Stored rows:
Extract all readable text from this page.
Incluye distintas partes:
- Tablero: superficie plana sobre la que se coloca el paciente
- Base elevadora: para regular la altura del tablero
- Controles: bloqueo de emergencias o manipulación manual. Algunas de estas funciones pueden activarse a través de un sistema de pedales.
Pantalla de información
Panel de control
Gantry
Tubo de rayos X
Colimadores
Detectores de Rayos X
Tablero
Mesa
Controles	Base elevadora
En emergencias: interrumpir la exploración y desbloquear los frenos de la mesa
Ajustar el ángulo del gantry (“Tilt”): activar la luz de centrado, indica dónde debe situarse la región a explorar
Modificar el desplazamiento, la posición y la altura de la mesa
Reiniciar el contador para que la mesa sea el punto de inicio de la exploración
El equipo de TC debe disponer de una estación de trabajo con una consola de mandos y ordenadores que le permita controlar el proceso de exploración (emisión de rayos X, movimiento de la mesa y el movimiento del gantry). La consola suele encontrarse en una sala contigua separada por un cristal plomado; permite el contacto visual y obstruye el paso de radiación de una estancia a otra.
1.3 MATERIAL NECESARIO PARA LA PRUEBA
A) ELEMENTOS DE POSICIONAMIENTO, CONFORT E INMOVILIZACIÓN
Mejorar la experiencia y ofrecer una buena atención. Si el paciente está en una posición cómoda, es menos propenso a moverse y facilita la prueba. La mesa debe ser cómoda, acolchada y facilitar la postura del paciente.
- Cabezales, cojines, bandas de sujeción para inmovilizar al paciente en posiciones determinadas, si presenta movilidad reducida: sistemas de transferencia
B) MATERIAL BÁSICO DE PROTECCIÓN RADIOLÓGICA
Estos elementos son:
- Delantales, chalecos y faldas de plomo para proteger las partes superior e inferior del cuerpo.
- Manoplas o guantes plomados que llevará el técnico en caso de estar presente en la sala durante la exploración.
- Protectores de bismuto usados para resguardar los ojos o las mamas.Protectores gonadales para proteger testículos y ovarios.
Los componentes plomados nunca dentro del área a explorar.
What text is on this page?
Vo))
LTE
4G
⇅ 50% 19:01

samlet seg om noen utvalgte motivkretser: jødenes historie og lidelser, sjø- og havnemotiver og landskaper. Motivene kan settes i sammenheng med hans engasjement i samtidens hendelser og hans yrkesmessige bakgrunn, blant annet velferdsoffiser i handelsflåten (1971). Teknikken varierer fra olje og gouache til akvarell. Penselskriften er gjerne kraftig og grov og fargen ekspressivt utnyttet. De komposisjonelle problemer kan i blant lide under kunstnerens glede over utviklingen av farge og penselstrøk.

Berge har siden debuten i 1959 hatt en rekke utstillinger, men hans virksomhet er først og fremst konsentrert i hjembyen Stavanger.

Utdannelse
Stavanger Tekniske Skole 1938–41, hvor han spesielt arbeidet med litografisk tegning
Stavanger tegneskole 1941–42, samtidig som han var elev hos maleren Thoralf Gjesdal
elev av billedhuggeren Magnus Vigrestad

What you have to do: Write out the entire listing exactly.

Result:
Extract all readable text from this page.
Incluye distintas partes:
- Tablero: superficie plana sobre la que se coloca el paciente
- Base elevadora: para regular la altura del tablero
- Controles: bloqueo de emergencias o manipulación manual. Algunas de estas funciones pueden activarse a través de un sistema de pedales.
Pantalla de información
Panel de control
Gantry
Tubo de rayos X
Colimadores
Detectores de Rayos X
Tablero
Mesa
Controles	Base elevadora
En emergencias: interrumpir la exploración y desbloquear los frenos de la mesa
Ajustar el ángulo del gantry (“Tilt”): activar la luz de centrado, indica dónde debe situarse la región a explorar
Modificar el desplazamiento, la posición y la altura de la mesa
Reiniciar el contador para que la mesa sea el punto de inicio de la exploración
El equipo de TC debe disponer de una estación de trabajo con una consola de mandos y ordenadores que le permita controlar el proceso de exploración (emisión de rayos X, movimiento de la mesa y el movimiento del gantry). La consola suele encontrarse en una sala contigua separada por un cristal plomado; permite el contacto visual y obstruye el paso de radiación de una estancia a otra.
1.3 MATERIAL NECESARIO PARA LA PRUEBA
A) ELEMENTOS DE POSICIONAMIENTO, CONFORT E INMOVILIZACIÓN
Mejorar la experiencia y ofrecer una buena atención. Si el paciente está en una posición cómoda, es menos propenso a moverse y facilita la prueba. La mesa debe ser cómoda, acolchada y facilitar la postura del paciente.
- Cabezales, cojines, bandas de sujeción para inmovilizar al paciente en posiciones determinadas, si presenta movilidad reducida: sistemas de transferencia
B) MATERIAL BÁSICO DE PROTECCIÓN RADIOLÓGICA
Estos elementos son:
- Delantales, chalecos y faldas de plomo para proteger las partes superior e inferior del cuerpo.
- Manoplas o guantes plomados que llevará el técnico en caso de estar presente en la sala durante la exploración.
- Protectores de bismuto usados para resguardar los ojos o las mamas.Protectores gonadales para proteger testículos y ovarios.
Los componentes plomados nunca dentro del área a explorar.
What text is on this page?
Vo))
LTE
4G
⇅ 50% 19:01

samlet seg om noen utvalgte motivkretser: jødenes historie og lidelser, sjø- og havnemotiver og landskaper. Motivene kan settes i sammenheng med hans engasjement i samtidens hendelser og hans yrkesmessige bakgrunn, blant annet velferdsoffiser i handelsflåten (1971). Teknikken varierer fra olje og gouache til akvarell. Penselskriften er gjerne kraftig og grov og fargen ekspressivt utnyttet. De komposisjonelle problemer kan i blant lide under kunstnerens glede over utviklingen av farge og penselstrøk.

Berge har siden debuten i 1959 hatt en rekke utstillinger, men hans virksomhet er først og fremst konsentrert i hjembyen Stavanger.

Utdannelse
Stavanger Tekniske Skole 1938–41, hvor han spesielt arbeidet med litografisk tegning
Stavanger tegneskole 1941–42, samtidig som han var elev hos maleren Thoralf Gjesdal
elev av billedhuggeren Magnus Vigrestad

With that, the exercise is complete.